— Start Extracted material —

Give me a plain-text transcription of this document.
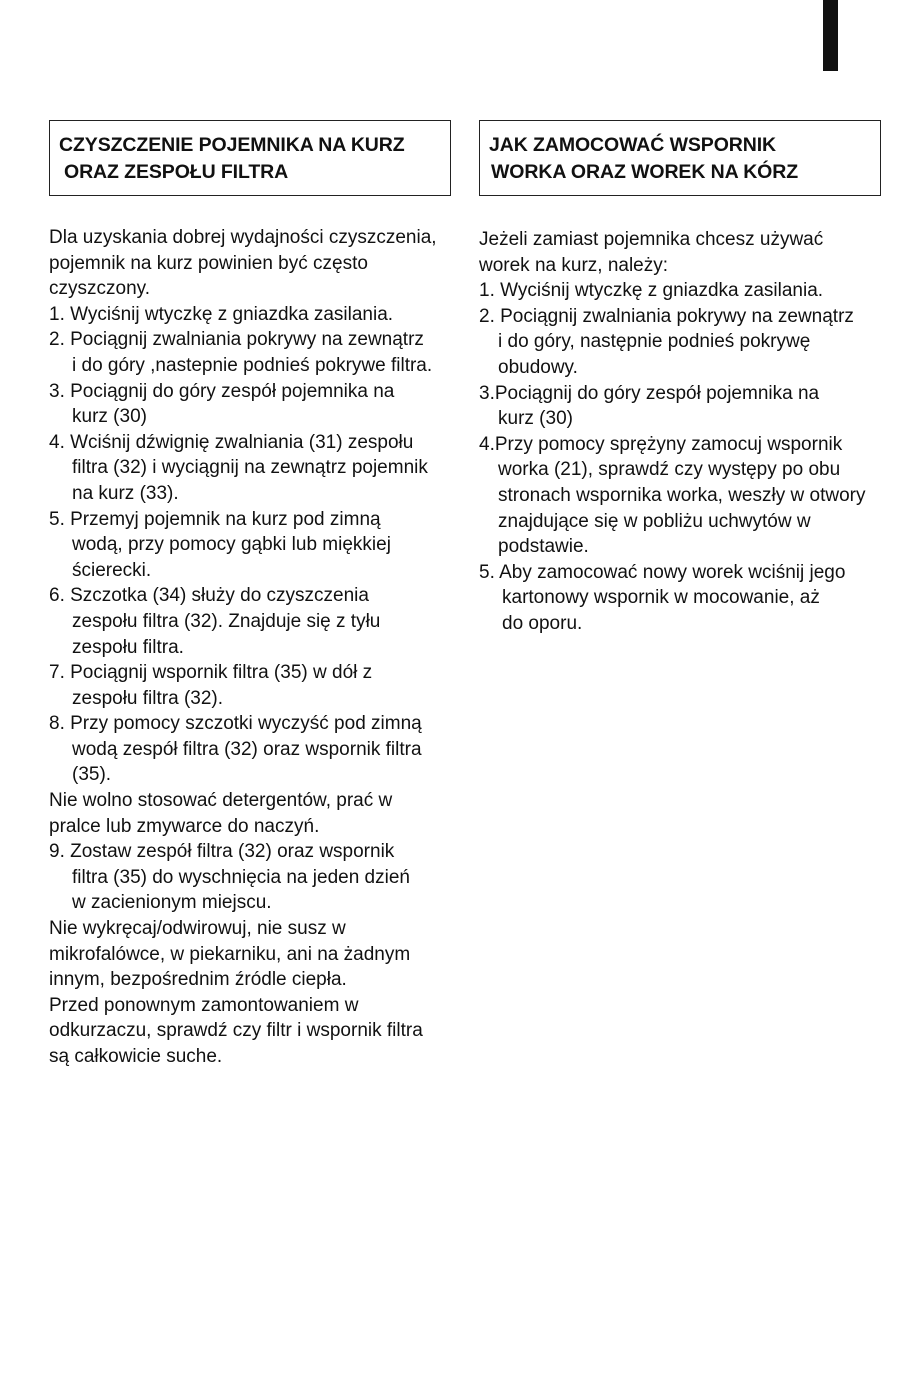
CZYSZCZENIE POJEMNIKA NA KURZ
ORAZ ZESPOŁU FILTRA
Dla uzyskania dobrej wydajności czyszczenia,
pojemnik na kurz powinien być często
czyszczony.
1. Wyciśnij wtyczkę z gniazdka zasilania.
2. Pociągnij zwalniania pokrywy na zewnątrz
i do góry ,nastepnie podnieś pokrywe filtra.
3. Pociągnij do góry zespół pojemnika na
kurz (30)
4. Wciśnij dźwignię zwalniania (31) zespołu
filtra (32) i wyciągnij na zewnątrz pojemnik
na kurz (33).
5. Przemyj pojemnik na kurz pod zimną
wodą, przy pomocy gąbki lub miękkiej
ścierecki.
6. Szczotka (34) służy do czyszczenia
zespołu filtra (32). Znajduje się z tyłu
zespołu filtra.
7. Pociągnij wspornik filtra (35) w dół z
zespołu filtra (32).
8. Przy pomocy szczotki wyczyść pod zimną
wodą zespół filtra (32) oraz wspornik filtra
(35).
Nie wolno stosować detergentów, prać w
pralce lub zmywarce do naczyń.
9. Zostaw zespół filtra (32) oraz wspornik
filtra (35) do wyschnięcia na jeden dzień
w zacienionym miejscu.
Nie wykręcaj/odwirowuj, nie susz w
mikrofalówce, w piekarniku, ani na żadnym
innym, bezpośrednim źródle ciepła.
Przed ponownym zamontowaniem w
odkurzaczu, sprawdź czy filtr i wspornik filtra
są całkowicie suche.
JAK ZAMOCOWAĆ WSPORNIK
WORKA ORAZ WOREK NA KÓRZ
Jeżeli zamiast pojemnika chcesz używać
worek na kurz, należy:
1. Wyciśnij wtyczkę z gniazdka zasilania.
2. Pociągnij zwalniania pokrywy na zewnątrz
i do góry, następnie podnieś pokrywę
obudowy.
3.Pociągnij do góry zespół pojemnika na
kurz (30)
4.Przy pomocy sprężyny zamocuj wspornik
worka (21), sprawdź czy występy po obu
stronach wspornika worka, weszły w otwory
znajdujące się w pobliżu uchwytów w
podstawie.
5. Aby zamocować nowy worek wciśnij jego
kartonowy wspornik w mocowanie, aż
do oporu.
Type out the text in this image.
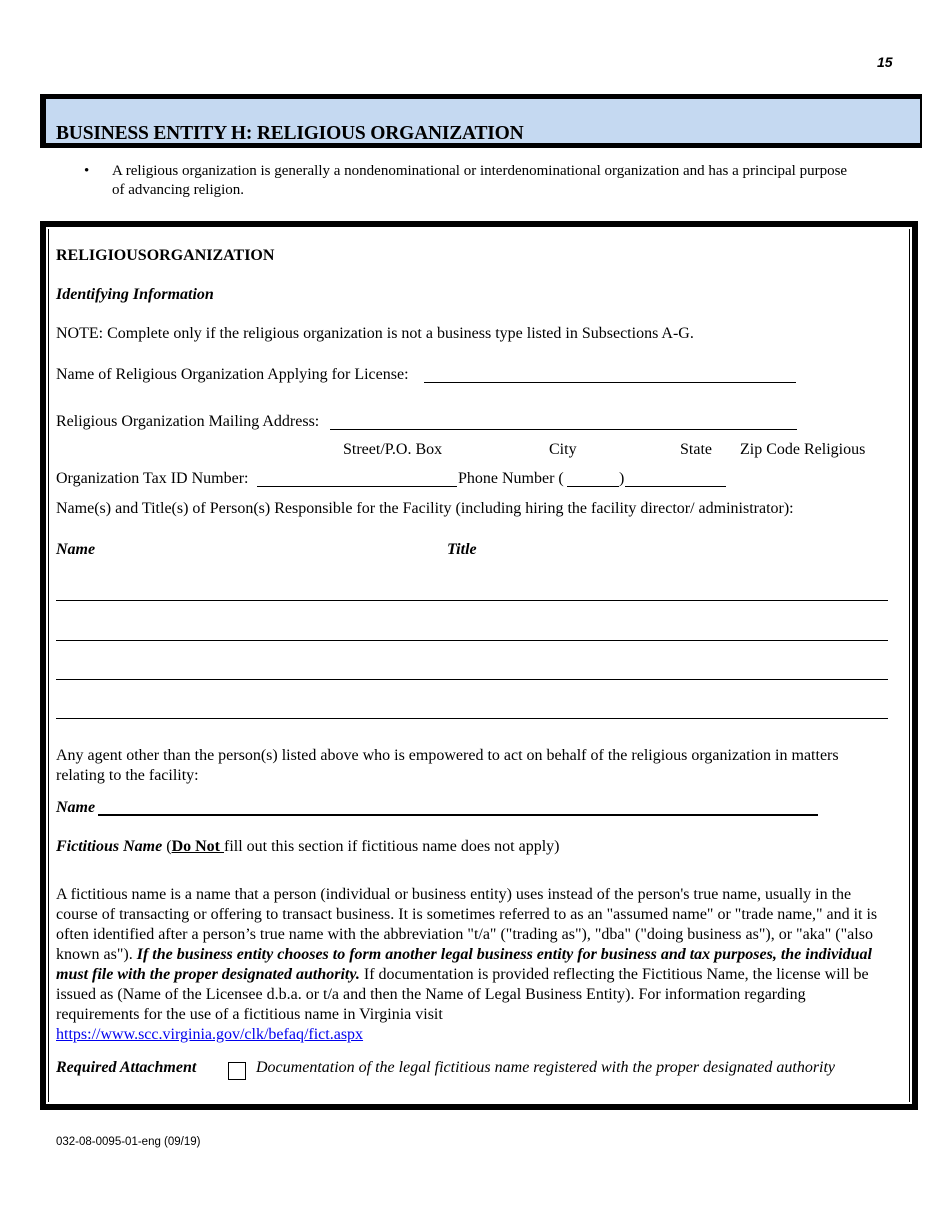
15
BUSINESS ENTITY H: RELIGIOUS ORGANIZATION
• A religious organization is generally a nondenominational or interdenominational organization and has a principal purpose of advancing religion.
RELIGIOUSORGANIZATION
Identifying Information
NOTE: Complete only if the religious organization is not a business type listed in Subsections A-G.
Name of Religious Organization Applying for License:
Religious Organization Mailing Address:
Street/P.O. Box	City	State Zip Code Religious
Organization Tax ID Number:	Phone Number (	)
Name(s) and Title(s) of Person(s) Responsible for the Facility (including hiring the facility director/ administrator):
Name	Title
Any agent other than the person(s) listed above who is empowered to act on behalf of the religious organization in matters relating to the facility:
Name
Fictitious Name (Do Not fill out this section if fictitious name does not apply)
A fictitious name is a name that a person (individual or business entity) uses instead of the person's true name, usually in the course of transacting or offering to transact business. It is sometimes referred to as an "assumed name" or "trade name," and it is often identified after a person’s true name with the abbreviation "t/a" ("trading as"), "dba" ("doing business as"), or "aka" ("also known as"). If the business entity chooses to form another legal business entity for business and tax purposes, the individual must file with the proper designated authority. If documentation is provided reflecting the Fictitious Name, the license will be issued as (Name of the Licensee d.b.a. or t/a and then the Name of Legal Business Entity). For information regarding requirements for the use of a fictitious name in Virginia visit
https://www.scc.virginia.gov/clk/befaq/fict.aspx
Required Attachment	Documentation of the legal fictitious name registered with the proper designated authority
032-08-0095-01-eng (09/19)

— End Extracted material —

Exercise details
Omit the pictures. Output every record above word for word.

Answer to this exercise
Give me a plain-text transcription of this document.
CZYSZCZENIE POJEMNIKA NA KURZ
ORAZ ZESPOŁU FILTRA
Dla uzyskania dobrej wydajności czyszczenia,
pojemnik na kurz powinien być często
czyszczony.
1. Wyciśnij wtyczkę z gniazdka zasilania.
2. Pociągnij zwalniania pokrywy na zewnątrz
i do góry ,nastepnie podnieś pokrywe filtra.
3. Pociągnij do góry zespół pojemnika na
kurz (30)
4. Wciśnij dźwignię zwalniania (31) zespołu
filtra (32) i wyciągnij na zewnątrz pojemnik
na kurz (33).
5. Przemyj pojemnik na kurz pod zimną
wodą, przy pomocy gąbki lub miękkiej
ścierecki.
6. Szczotka (34) służy do czyszczenia
zespołu filtra (32). Znajduje się z tyłu
zespołu filtra.
7. Pociągnij wspornik filtra (35) w dół z
zespołu filtra (32).
8. Przy pomocy szczotki wyczyść pod zimną
wodą zespół filtra (32) oraz wspornik filtra
(35).
Nie wolno stosować detergentów, prać w
pralce lub zmywarce do naczyń.
9. Zostaw zespół filtra (32) oraz wspornik
filtra (35) do wyschnięcia na jeden dzień
w zacienionym miejscu.
Nie wykręcaj/odwirowuj, nie susz w
mikrofalówce, w piekarniku, ani na żadnym
innym, bezpośrednim źródle ciepła.
Przed ponownym zamontowaniem w
odkurzaczu, sprawdź czy filtr i wspornik filtra
są całkowicie suche.
JAK ZAMOCOWAĆ WSPORNIK
WORKA ORAZ WOREK NA KÓRZ
Jeżeli zamiast pojemnika chcesz używać
worek na kurz, należy:
1. Wyciśnij wtyczkę z gniazdka zasilania.
2. Pociągnij zwalniania pokrywy na zewnątrz
i do góry, następnie podnieś pokrywę
obudowy.
3.Pociągnij do góry zespół pojemnika na
kurz (30)
4.Przy pomocy sprężyny zamocuj wspornik
worka (21), sprawdź czy występy po obu
stronach wspornika worka, weszły w otwory
znajdujące się w pobliżu uchwytów w
podstawie.
5. Aby zamocować nowy worek wciśnij jego
kartonowy wspornik w mocowanie, aż
do oporu.
Type out the text in this image.
15
BUSINESS ENTITY H: RELIGIOUS ORGANIZATION
• A religious organization is generally a nondenominational or interdenominational organization and has a principal purpose of advancing religion.
RELIGIOUSORGANIZATION
Identifying Information
NOTE: Complete only if the religious organization is not a business type listed in Subsections A-G.
Name of Religious Organization Applying for License:
Religious Organization Mailing Address:
Street/P.O. Box	City	State Zip Code Religious
Organization Tax ID Number:	Phone Number (	)
Name(s) and Title(s) of Person(s) Responsible for the Facility (including hiring the facility director/ administrator):
Name	Title
Any agent other than the person(s) listed above who is empowered to act on behalf of the religious organization in matters relating to the facility:
Name
Fictitious Name (Do Not fill out this section if fictitious name does not apply)
A fictitious name is a name that a person (individual or business entity) uses instead of the person's true name, usually in the course of transacting or offering to transact business. It is sometimes referred to as an "assumed name" or "trade name," and it is often identified after a person’s true name with the abbreviation "t/a" ("trading as"), "dba" ("doing business as"), or "aka" ("also known as"). If the business entity chooses to form another legal business entity for business and tax purposes, the individual must file with the proper designated authority. If documentation is provided reflecting the Fictitious Name, the license will be issued as (Name of the Licensee d.b.a. or t/a and then the Name of Legal Business Entity). For information regarding requirements for the use of a fictitious name in Virginia visit
https://www.scc.virginia.gov/clk/befaq/fict.aspx
Required Attachment	Documentation of the legal fictitious name registered with the proper designated authority
032-08-0095-01-eng (09/19)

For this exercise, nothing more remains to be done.